Another useful correction to the "thin codebase" impression is that Medusa does not remove the hard parts of application development. It relocates them.

My custom models still needed migrations because they become real database tables. Link definitions also imply real database structures. Medusa's data model and module-link docs cover that part accurately. (Medusa Docs, Medusa Docs)

The same is true for typing. Medusa generates useful framework types under .medusa, but it does not generate every business input shape you need. I still had to define feature-level command inputs like slot creation payloads and pickup selection inputs by hand, because those types express application contracts, not just model shapes. (Medusa Docs)

That is not a flaw. It is just worth stating plainly. Medusa reduces a lot of plumbing, but it does not eliminate domain modeling.

What I think Medusa is good at after this build

After building pickup scheduling on top of Medusa, I think the framework is strongest when:

  • you want to add a business-specific commerce capability without rewriting core commerce domains
  • you are comfortable learning a more explicit architecture up front in exchange for cleaner feature boundaries later
  • you want extension points for backend logic, Admin surfaces, and stateful business flows to all follow one system

The thing I would warn new developers about is that Medusa does not feel "simple" on first contact. It feels sparse, then abstract, then eventually opinionated in a useful way. If you expect a normal app skeleton where the model layer reveals everything immediately, you may bounce off it. If you accept that the project is mostly an extension shell around a larger commerce engine, it starts to read much more clearly.

(DATA SUPPLIED):
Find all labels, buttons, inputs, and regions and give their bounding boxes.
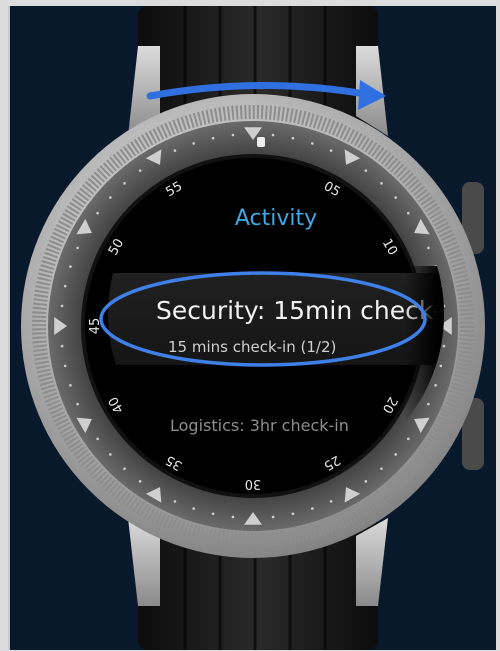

---

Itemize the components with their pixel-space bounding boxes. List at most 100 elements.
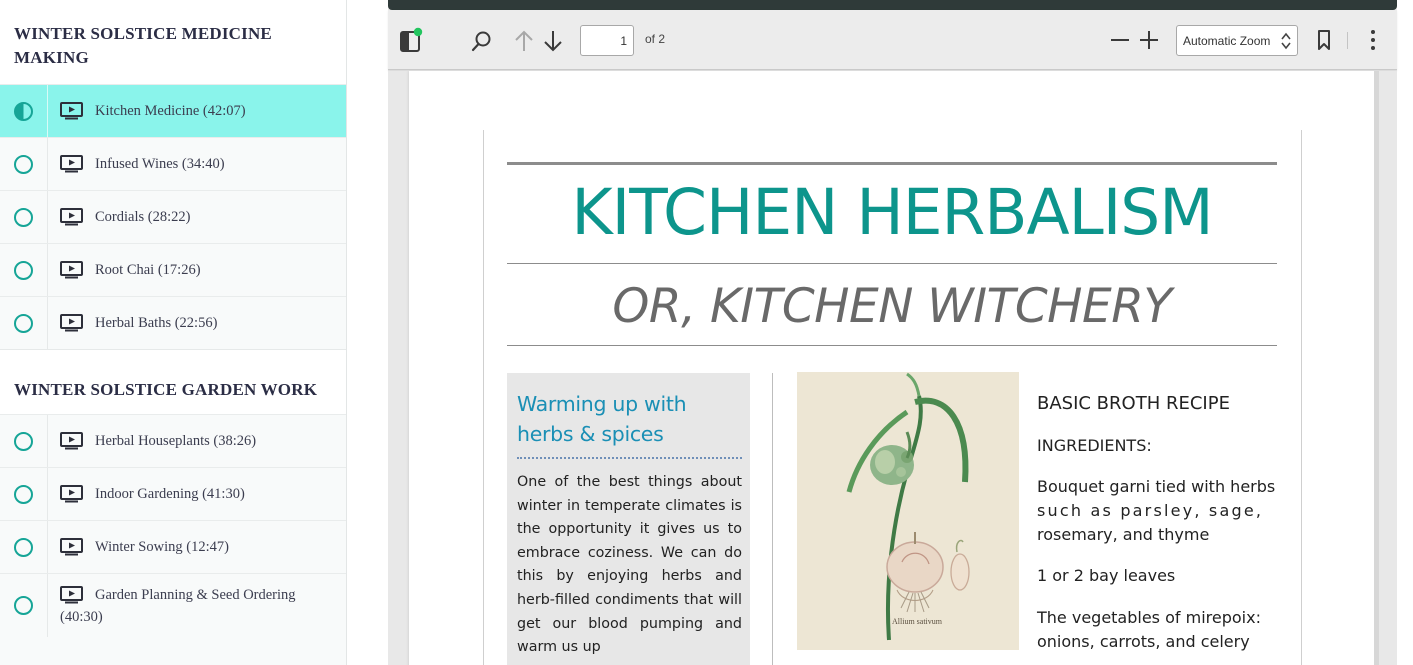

(INSTRUCTION): Please answer from the Medusa excerpt: why did the author's custom models still need migrations? The data above is separate material from the Medusa excerpt.

(THE SOLUTION): They become real database tables.